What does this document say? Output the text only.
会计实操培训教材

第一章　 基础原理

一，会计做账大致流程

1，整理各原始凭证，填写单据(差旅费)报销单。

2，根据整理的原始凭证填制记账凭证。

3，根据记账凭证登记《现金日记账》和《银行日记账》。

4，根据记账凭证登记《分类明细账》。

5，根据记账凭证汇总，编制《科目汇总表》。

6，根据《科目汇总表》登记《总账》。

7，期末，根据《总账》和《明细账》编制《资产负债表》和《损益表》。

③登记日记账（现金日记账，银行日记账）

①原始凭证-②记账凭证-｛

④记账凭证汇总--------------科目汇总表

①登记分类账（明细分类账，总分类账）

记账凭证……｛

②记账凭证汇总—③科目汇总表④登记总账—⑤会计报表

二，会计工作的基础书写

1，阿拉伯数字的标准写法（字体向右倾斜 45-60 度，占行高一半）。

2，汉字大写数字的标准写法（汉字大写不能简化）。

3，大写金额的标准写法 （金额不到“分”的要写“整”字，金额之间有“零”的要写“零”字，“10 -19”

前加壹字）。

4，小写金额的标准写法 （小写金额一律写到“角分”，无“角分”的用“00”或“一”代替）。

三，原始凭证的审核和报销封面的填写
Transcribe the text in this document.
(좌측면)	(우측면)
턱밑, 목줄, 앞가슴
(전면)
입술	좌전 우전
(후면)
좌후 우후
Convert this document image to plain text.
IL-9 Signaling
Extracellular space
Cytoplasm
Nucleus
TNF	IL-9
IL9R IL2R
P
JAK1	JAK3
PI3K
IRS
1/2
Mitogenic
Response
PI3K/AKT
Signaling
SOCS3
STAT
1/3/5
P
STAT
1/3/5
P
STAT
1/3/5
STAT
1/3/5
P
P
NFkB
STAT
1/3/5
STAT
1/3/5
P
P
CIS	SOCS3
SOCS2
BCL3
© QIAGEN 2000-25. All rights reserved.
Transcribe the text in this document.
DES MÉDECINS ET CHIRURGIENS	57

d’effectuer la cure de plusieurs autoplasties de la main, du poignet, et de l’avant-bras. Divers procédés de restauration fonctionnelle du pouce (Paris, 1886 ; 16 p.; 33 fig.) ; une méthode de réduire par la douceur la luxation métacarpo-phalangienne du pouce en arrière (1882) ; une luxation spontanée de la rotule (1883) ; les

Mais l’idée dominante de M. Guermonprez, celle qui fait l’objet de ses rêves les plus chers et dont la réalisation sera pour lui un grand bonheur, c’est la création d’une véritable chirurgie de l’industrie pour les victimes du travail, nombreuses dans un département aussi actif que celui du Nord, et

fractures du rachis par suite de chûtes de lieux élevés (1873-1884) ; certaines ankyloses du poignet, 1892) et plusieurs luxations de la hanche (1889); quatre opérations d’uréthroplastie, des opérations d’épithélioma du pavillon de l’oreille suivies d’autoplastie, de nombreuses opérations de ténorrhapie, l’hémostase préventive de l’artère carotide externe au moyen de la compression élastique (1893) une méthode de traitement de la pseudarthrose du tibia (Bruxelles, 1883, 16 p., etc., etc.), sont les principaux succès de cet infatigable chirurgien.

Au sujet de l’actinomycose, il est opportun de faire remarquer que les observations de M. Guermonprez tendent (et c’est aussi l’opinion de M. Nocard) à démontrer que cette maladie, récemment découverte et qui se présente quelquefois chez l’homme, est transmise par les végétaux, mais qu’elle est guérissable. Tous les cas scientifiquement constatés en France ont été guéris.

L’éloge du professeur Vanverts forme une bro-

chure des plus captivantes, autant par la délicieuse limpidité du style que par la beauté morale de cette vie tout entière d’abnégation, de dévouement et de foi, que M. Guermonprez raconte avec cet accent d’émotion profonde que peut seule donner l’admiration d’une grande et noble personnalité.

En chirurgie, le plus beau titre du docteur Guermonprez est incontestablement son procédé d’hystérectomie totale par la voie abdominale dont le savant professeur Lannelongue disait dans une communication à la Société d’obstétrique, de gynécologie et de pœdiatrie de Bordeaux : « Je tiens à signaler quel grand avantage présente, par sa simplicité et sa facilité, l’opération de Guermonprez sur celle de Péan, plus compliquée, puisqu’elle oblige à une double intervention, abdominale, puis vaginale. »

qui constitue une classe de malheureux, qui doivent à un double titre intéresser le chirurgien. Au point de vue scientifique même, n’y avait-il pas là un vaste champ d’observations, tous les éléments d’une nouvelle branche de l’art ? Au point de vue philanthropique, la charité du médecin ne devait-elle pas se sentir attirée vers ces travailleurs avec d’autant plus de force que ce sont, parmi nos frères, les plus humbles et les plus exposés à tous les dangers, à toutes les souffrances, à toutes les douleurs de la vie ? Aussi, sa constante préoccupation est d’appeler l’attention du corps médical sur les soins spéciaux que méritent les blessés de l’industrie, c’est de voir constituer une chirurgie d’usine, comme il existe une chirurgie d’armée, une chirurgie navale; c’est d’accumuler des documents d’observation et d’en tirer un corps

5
-------------------------
#### WRITTEN TASK
Reproduce each line of the material above precisely.

#### TASK OUTPUT
What does this document say? Output the text only.
会计实操培训教材

第一章　 基础原理

一，会计做账大致流程

1，整理各原始凭证，填写单据(差旅费)报销单。

2，根据整理的原始凭证填制记账凭证。

3，根据记账凭证登记《现金日记账》和《银行日记账》。

4，根据记账凭证登记《分类明细账》。

5，根据记账凭证汇总，编制《科目汇总表》。

6，根据《科目汇总表》登记《总账》。

7，期末，根据《总账》和《明细账》编制《资产负债表》和《损益表》。

③登记日记账（现金日记账，银行日记账）

①原始凭证-②记账凭证-｛

④记账凭证汇总--------------科目汇总表

①登记分类账（明细分类账，总分类账）

记账凭证……｛

②记账凭证汇总—③科目汇总表④登记总账—⑤会计报表

二，会计工作的基础书写

1，阿拉伯数字的标准写法（字体向右倾斜 45-60 度，占行高一半）。

2，汉字大写数字的标准写法（汉字大写不能简化）。

3，大写金额的标准写法 （金额不到“分”的要写“整”字，金额之间有“零”的要写“零”字，“10 -19”

前加壹字）。

4，小写金额的标准写法 （小写金额一律写到“角分”，无“角分”的用“00”或“一”代替）。

三，原始凭证的审核和报销封面的填写
Transcribe the text in this document.
(좌측면)	(우측면)
턱밑, 목줄, 앞가슴
(전면)
입술	좌전 우전
(후면)
좌후 우후
Convert this document image to plain text.
IL-9 Signaling
Extracellular space
Cytoplasm
Nucleus
TNF	IL-9
IL9R IL2R
P
JAK1	JAK3
PI3K
IRS
1/2
Mitogenic
Response
PI3K/AKT
Signaling
SOCS3
STAT
1/3/5
P
STAT
1/3/5
P
STAT
1/3/5
STAT
1/3/5
P
P
NFkB
STAT
1/3/5
STAT
1/3/5
P
P
CIS	SOCS3
SOCS2
BCL3
© QIAGEN 2000-25. All rights reserved.
Transcribe the text in this document.
DES MÉDECINS ET CHIRURGIENS	57

d’effectuer la cure de plusieurs autoplasties de la main, du poignet, et de l’avant-bras. Divers procédés de restauration fonctionnelle du pouce (Paris, 1886 ; 16 p.; 33 fig.) ; une méthode de réduire par la douceur la luxation métacarpo-phalangienne du pouce en arrière (1882) ; une luxation spontanée de la rotule (1883) ; les

Mais l’idée dominante de M. Guermonprez, celle qui fait l’objet de ses rêves les plus chers et dont la réalisation sera pour lui un grand bonheur, c’est la création d’une véritable chirurgie de l’industrie pour les victimes du travail, nombreuses dans un département aussi actif que celui du Nord, et

fractures du rachis par suite de chûtes de lieux élevés (1873-1884) ; certaines ankyloses du poignet, 1892) et plusieurs luxations de la hanche (1889); quatre opérations d’uréthroplastie, des opérations d’épithélioma du pavillon de l’oreille suivies d’autoplastie, de nombreuses opérations de ténorrhapie, l’hémostase préventive de l’artère carotide externe au moyen de la compression élastique (1893) une méthode de traitement de la pseudarthrose du tibia (Bruxelles, 1883, 16 p., etc., etc.), sont les principaux succès de cet infatigable chirurgien.

Au sujet de l’actinomycose, il est opportun de faire remarquer que les observations de M. Guermonprez tendent (et c’est aussi l’opinion de M. Nocard) à démontrer que cette maladie, récemment découverte et qui se présente quelquefois chez l’homme, est transmise par les végétaux, mais qu’elle est guérissable. Tous les cas scientifiquement constatés en France ont été guéris.

L’éloge du professeur Vanverts forme une bro-

chure des plus captivantes, autant par la délicieuse limpidité du style que par la beauté morale de cette vie tout entière d’abnégation, de dévouement et de foi, que M. Guermonprez raconte avec cet accent d’émotion profonde que peut seule donner l’admiration d’une grande et noble personnalité.

En chirurgie, le plus beau titre du docteur Guermonprez est incontestablement son procédé d’hystérectomie totale par la voie abdominale dont le savant professeur Lannelongue disait dans une communication à la Société d’obstétrique, de gynécologie et de pœdiatrie de Bordeaux : « Je tiens à signaler quel grand avantage présente, par sa simplicité et sa facilité, l’opération de Guermonprez sur celle de Péan, plus compliquée, puisqu’elle oblige à une double intervention, abdominale, puis vaginale. »

qui constitue une classe de malheureux, qui doivent à un double titre intéresser le chirurgien. Au point de vue scientifique même, n’y avait-il pas là un vaste champ d’observations, tous les éléments d’une nouvelle branche de l’art ? Au point de vue philanthropique, la charité du médecin ne devait-elle pas se sentir attirée vers ces travailleurs avec d’autant plus de force que ce sont, parmi nos frères, les plus humbles et les plus exposés à tous les dangers, à toutes les souffrances, à toutes les douleurs de la vie ? Aussi, sa constante préoccupation est d’appeler l’attention du corps médical sur les soins spéciaux que méritent les blessés de l’industrie, c’est de voir constituer une chirurgie d’usine, comme il existe une chirurgie d’armée, une chirurgie navale; c’est d’accumuler des documents d’observation et d’en tirer un corps

5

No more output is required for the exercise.